[Entries with figure data]
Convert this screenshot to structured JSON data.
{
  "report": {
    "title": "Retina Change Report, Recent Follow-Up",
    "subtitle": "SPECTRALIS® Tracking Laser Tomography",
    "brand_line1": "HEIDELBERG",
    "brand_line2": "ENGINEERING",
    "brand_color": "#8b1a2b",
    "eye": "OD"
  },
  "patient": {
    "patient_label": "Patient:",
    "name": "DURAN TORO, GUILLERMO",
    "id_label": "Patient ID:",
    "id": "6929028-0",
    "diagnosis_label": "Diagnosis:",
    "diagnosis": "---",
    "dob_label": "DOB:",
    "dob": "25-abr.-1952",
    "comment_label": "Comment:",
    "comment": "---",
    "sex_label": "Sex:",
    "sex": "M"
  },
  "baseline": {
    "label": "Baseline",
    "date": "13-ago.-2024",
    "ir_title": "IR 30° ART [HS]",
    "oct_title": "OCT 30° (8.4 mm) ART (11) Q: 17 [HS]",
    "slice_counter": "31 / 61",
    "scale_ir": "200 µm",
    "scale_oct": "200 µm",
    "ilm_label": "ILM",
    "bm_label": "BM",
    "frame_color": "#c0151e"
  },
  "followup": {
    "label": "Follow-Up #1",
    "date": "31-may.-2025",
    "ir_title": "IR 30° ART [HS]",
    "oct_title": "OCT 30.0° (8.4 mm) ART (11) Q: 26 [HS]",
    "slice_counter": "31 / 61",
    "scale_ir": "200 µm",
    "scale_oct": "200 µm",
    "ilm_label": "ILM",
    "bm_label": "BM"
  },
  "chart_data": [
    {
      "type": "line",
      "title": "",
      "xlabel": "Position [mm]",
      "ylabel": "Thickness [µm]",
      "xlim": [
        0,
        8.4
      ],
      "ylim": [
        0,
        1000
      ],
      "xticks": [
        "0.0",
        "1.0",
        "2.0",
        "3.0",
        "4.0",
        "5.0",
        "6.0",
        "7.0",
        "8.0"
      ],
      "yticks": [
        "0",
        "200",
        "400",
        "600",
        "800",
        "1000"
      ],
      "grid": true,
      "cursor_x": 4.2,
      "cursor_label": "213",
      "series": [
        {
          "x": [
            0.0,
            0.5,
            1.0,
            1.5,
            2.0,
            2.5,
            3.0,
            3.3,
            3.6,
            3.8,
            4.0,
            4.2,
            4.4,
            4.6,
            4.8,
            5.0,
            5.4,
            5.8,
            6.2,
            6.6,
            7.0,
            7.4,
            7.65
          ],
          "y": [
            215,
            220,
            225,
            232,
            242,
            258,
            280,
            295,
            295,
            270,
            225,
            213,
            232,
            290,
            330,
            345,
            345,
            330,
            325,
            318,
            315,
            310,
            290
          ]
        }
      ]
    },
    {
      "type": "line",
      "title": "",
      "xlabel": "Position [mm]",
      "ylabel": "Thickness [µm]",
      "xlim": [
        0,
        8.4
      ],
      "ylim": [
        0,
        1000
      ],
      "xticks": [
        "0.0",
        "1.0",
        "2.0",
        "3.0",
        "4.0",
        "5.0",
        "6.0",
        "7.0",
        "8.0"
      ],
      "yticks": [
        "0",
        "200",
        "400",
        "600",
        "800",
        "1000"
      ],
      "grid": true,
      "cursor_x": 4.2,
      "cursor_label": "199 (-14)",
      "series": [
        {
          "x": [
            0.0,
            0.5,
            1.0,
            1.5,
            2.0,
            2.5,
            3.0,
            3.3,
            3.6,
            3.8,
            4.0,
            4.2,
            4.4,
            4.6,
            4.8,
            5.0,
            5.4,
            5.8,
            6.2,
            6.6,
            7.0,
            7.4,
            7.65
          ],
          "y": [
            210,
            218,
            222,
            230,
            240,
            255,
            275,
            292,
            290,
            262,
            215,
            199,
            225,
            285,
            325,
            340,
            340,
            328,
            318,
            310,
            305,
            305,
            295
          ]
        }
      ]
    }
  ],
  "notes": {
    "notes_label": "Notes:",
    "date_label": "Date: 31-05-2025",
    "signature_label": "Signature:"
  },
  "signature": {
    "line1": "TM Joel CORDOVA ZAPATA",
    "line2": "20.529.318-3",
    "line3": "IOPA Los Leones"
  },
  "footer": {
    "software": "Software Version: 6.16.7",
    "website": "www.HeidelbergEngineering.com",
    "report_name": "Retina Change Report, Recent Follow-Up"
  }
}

**Task requirements:** Write out every line of the material again, exactly as it reads.

**Completed task:**
Convert this screenshot to structured JSON data.
{
  "report": {
    "title": "Retina Change Report, Recent Follow-Up",
    "subtitle": "SPECTRALIS® Tracking Laser Tomography",
    "brand_line1": "HEIDELBERG",
    "brand_line2": "ENGINEERING",
    "brand_color": "#8b1a2b",
    "eye": "OD"
  },
  "patient": {
    "patient_label": "Patient:",
    "name": "DURAN TORO, GUILLERMO",
    "id_label": "Patient ID:",
    "id": "6929028-0",
    "diagnosis_label": "Diagnosis:",
    "diagnosis": "---",
    "dob_label": "DOB:",
    "dob": "25-abr.-1952",
    "comment_label": "Comment:",
    "comment": "---",
    "sex_label": "Sex:",
    "sex": "M"
  },
  "baseline": {
    "label": "Baseline",
    "date": "13-ago.-2024",
    "ir_title": "IR 30° ART [HS]",
    "oct_title": "OCT 30° (8.4 mm) ART (11) Q: 17 [HS]",
    "slice_counter": "31 / 61",
    "scale_ir": "200 µm",
    "scale_oct": "200 µm",
    "ilm_label": "ILM",
    "bm_label": "BM",
    "frame_color": "#c0151e"
  },
  "followup": {
    "label": "Follow-Up #1",
    "date": "31-may.-2025",
    "ir_title": "IR 30° ART [HS]",
    "oct_title": "OCT 30.0° (8.4 mm) ART (11) Q: 26 [HS]",
    "slice_counter": "31 / 61",
    "scale_ir": "200 µm",
    "scale_oct": "200 µm",
    "ilm_label": "ILM",
    "bm_label": "BM"
  },
  "chart_data": [
    {
      "type": "line",
      "title": "",
      "xlabel": "Position [mm]",
      "ylabel": "Thickness [µm]",
      "xlim": [
        0,
        8.4
      ],
      "ylim": [
        0,
        1000
      ],
      "xticks": [
        "0.0",
        "1.0",
        "2.0",
        "3.0",
        "4.0",
        "5.0",
        "6.0",
        "7.0",
        "8.0"
      ],
      "yticks": [
        "0",
        "200",
        "400",
        "600",
        "800",
        "1000"
      ],
      "grid": true,
      "cursor_x": 4.2,
      "cursor_label": "213",
      "series": [
        {
          "x": [
            0.0,
            0.5,
            1.0,
            1.5,
            2.0,
            2.5,
            3.0,
            3.3,
            3.6,
            3.8,
            4.0,
            4.2,
            4.4,
            4.6,
            4.8,
            5.0,
            5.4,
            5.8,
            6.2,
            6.6,
            7.0,
            7.4,
            7.65
          ],
          "y": [
            215,
            220,
            225,
            232,
            242,
            258,
            280,
            295,
            295,
            270,
            225,
            213,
            232,
            290,
            330,
            345,
            345,
            330,
            325,
            318,
            315,
            310,
            290
          ]
        }
      ]
    },
    {
      "type": "line",
      "title": "",
      "xlabel": "Position [mm]",
      "ylabel": "Thickness [µm]",
      "xlim": [
        0,
        8.4
      ],
      "ylim": [
        0,
        1000
      ],
      "xticks": [
        "0.0",
        "1.0",
        "2.0",
        "3.0",
        "4.0",
        "5.0",
        "6.0",
        "7.0",
        "8.0"
      ],
      "yticks": [
        "0",
        "200",
        "400",
        "600",
        "800",
        "1000"
      ],
      "grid": true,
      "cursor_x": 4.2,
      "cursor_label": "199 (-14)",
      "series": [
        {
          "x": [
            0.0,
            0.5,
            1.0,
            1.5,
            2.0,
            2.5,
            3.0,
            3.3,
            3.6,
            3.8,
            4.0,
            4.2,
            4.4,
            4.6,
            4.8,
            5.0,
            5.4,
            5.8,
            6.2,
            6.6,
            7.0,
            7.4,
            7.65
          ],
          "y": [
            210,
            218,
            222,
            230,
            240,
            255,
            275,
            292,
            290,
            262,
            215,
            199,
            225,
            285,
            325,
            340,
            340,
            328,
            318,
            310,
            305,
            305,
            295
          ]
        }
      ]
    }
  ],
  "notes": {
    "notes_label": "Notes:",
    "date_label": "Date: 31-05-2025",
    "signature_label": "Signature:"
  },
  "signature": {
    "line1": "TM Joel CORDOVA ZAPATA",
    "line2": "20.529.318-3",
    "line3": "IOPA Los Leones"
  },
  "footer": {
    "software": "Software Version: 6.16.7",
    "website": "www.HeidelbergEngineering.com",
    "report_name": "Retina Change Report, Recent Follow-Up"
  }
}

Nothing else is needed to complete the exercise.